** begin Stored records **
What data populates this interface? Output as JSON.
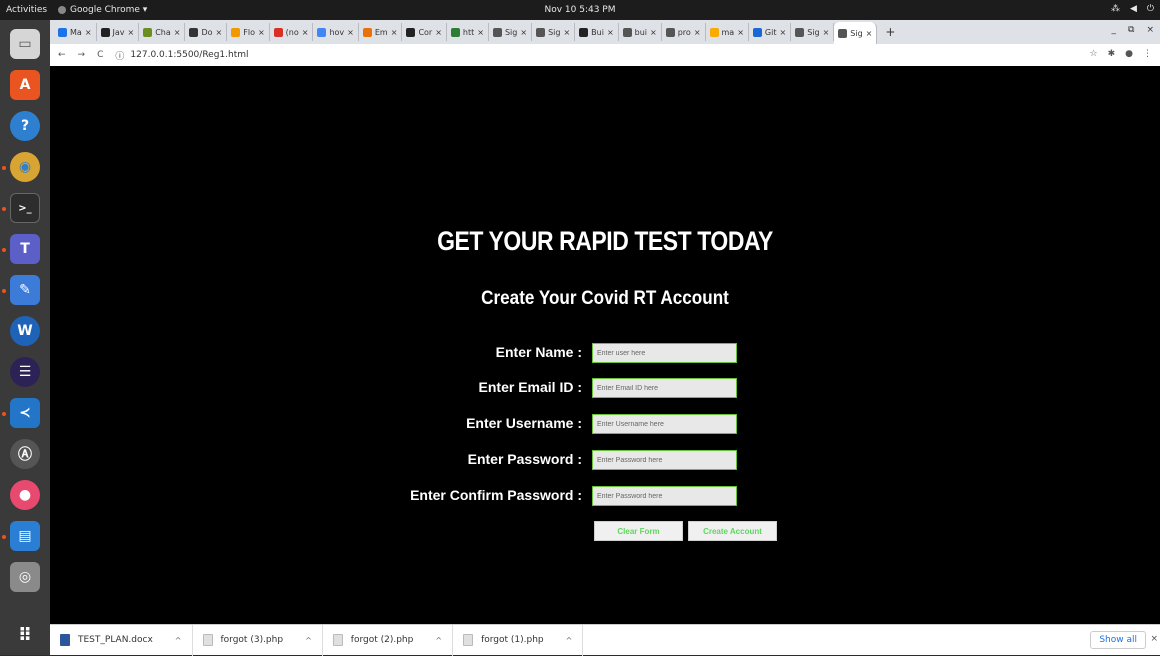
{
  "os": {
    "activities": "Activities",
    "app_name": "Google Chrome ▾",
    "clock": "Nov 10  5:43 PM",
    "tray": [
      "⁂",
      "◀",
      "⏻"
    ]
  },
  "dock": {
    "items": [
      {
        "name": "files",
        "glyph": "▭",
        "color": "#e0e0e0"
      },
      {
        "name": "software-center",
        "glyph": "A",
        "color": "#e95420"
      },
      {
        "name": "help",
        "glyph": "?",
        "color": "#2f7fd1"
      },
      {
        "name": "chrome",
        "glyph": "◉",
        "color": "#d9a532"
      },
      {
        "name": "terminal",
        "glyph": ">_",
        "color": "#2d2d2d"
      },
      {
        "name": "teams",
        "glyph": "T",
        "color": "#5b5fc7"
      },
      {
        "name": "text-editor",
        "glyph": "✎",
        "color": "#3d7bd9"
      },
      {
        "name": "webstorm",
        "glyph": "W",
        "color": "#1f63b8"
      },
      {
        "name": "eclipse",
        "glyph": "☰",
        "color": "#2c2255"
      },
      {
        "name": "vscode",
        "glyph": "≺",
        "color": "#2376c7"
      },
      {
        "name": "app-center",
        "glyph": "Ⓐ",
        "color": "#555555"
      },
      {
        "name": "color-app",
        "glyph": "●",
        "color": "#e84a6f"
      },
      {
        "name": "document-viewer",
        "glyph": "▤",
        "color": "#2a7fd4"
      },
      {
        "name": "disk",
        "glyph": "◎",
        "color": "#8a8a8a"
      }
    ],
    "apps_grid": "⠿"
  },
  "browser": {
    "tabs": [
      {
        "label": "Ma",
        "color": "#1a73e8"
      },
      {
        "label": "Jav",
        "color": "#222222"
      },
      {
        "label": "Cha",
        "color": "#6b8e23"
      },
      {
        "label": "Do",
        "color": "#333333"
      },
      {
        "label": "Flo",
        "color": "#f29900"
      },
      {
        "label": "(no",
        "color": "#d93025"
      },
      {
        "label": "hov",
        "color": "#4285f4"
      },
      {
        "label": "Em",
        "color": "#e8710a"
      },
      {
        "label": "Cor",
        "color": "#222222"
      },
      {
        "label": "htt",
        "color": "#2e7d32"
      },
      {
        "label": "Sig",
        "color": "#555555"
      },
      {
        "label": "Sig",
        "color": "#555555"
      },
      {
        "label": "Bui",
        "color": "#222222"
      },
      {
        "label": "bui",
        "color": "#555555"
      },
      {
        "label": "pro",
        "color": "#555555"
      },
      {
        "label": "ma",
        "color": "#f9ab00"
      },
      {
        "label": "Git",
        "color": "#1967d2"
      },
      {
        "label": "Sig",
        "color": "#555555"
      },
      {
        "label": "Sig",
        "color": "#555555",
        "active": true
      }
    ],
    "new_tab": "+",
    "url_info": "ⓘ",
    "url": "127.0.0.1:5500/Reg1.html",
    "nav": {
      "back": "←",
      "forward": "→",
      "reload": "C"
    },
    "window_controls": [
      "_",
      "⧉",
      "×"
    ],
    "addr_icons": [
      "☆",
      "✱",
      "●",
      "⋮"
    ]
  },
  "page": {
    "title": "GET YOUR RAPID TEST TODAY",
    "subtitle": "Create Your Covid RT Account",
    "fields": [
      {
        "label": "Enter Name :",
        "placeholder": "Enter user here"
      },
      {
        "label": "Enter Email ID :",
        "placeholder": "Enter Email ID here"
      },
      {
        "label": "Enter Username :",
        "placeholder": "Enter Username here"
      },
      {
        "label": "Enter Password :",
        "placeholder": "Enter Password here"
      },
      {
        "label": "Enter Confirm Password :",
        "placeholder": "Enter Password here"
      }
    ],
    "clear_label": "Clear Form",
    "create_label": "Create Account"
  },
  "downloads": {
    "items": [
      {
        "name": "TEST_PLAN.docx",
        "color": "#2b579a"
      },
      {
        "name": "forgot (3).php",
        "color": "#bdbdbd"
      },
      {
        "name": "forgot (2).php",
        "color": "#bdbdbd"
      },
      {
        "name": "forgot (1).php",
        "color": "#bdbdbd"
      }
    ],
    "chevron": "^",
    "show_all": "Show all",
    "close": "×"
  }
}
** end Stored records **
**Description of the task**:
List all lines holding the string "here".

**Solution**:
        "placeholder": "Enter user here"
        "placeholder": "Enter Email ID here"
        "placeholder": "Enter Username here"
        "placeholder": "Enter Password here"
        "placeholder": "Enter Password here"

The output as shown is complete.